Data listing:
--

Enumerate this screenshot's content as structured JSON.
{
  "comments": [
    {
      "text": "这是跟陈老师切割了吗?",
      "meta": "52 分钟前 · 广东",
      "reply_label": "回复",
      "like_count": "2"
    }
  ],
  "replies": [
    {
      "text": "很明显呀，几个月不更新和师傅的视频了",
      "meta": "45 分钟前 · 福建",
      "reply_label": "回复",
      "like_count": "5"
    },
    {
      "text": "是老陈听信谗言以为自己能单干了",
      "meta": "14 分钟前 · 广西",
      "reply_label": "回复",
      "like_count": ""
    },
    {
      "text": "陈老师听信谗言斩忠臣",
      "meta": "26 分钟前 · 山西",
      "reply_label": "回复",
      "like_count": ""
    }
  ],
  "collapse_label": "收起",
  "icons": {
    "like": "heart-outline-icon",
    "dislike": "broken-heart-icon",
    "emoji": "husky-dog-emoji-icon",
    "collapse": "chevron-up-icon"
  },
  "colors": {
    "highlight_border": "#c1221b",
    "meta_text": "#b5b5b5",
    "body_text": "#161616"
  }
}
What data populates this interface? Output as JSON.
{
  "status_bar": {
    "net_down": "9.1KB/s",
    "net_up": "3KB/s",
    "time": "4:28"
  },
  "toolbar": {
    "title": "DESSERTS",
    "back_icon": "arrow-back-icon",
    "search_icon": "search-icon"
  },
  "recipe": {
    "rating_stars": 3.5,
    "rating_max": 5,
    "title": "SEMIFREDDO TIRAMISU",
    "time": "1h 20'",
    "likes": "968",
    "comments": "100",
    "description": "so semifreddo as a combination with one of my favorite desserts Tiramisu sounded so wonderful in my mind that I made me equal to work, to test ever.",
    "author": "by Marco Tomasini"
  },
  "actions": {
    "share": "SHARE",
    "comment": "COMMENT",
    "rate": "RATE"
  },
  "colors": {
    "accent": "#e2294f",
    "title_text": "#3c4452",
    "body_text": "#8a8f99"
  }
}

--

In the data above, tally the lines holding "this" and answer with the figure only.

Exercise output ->
2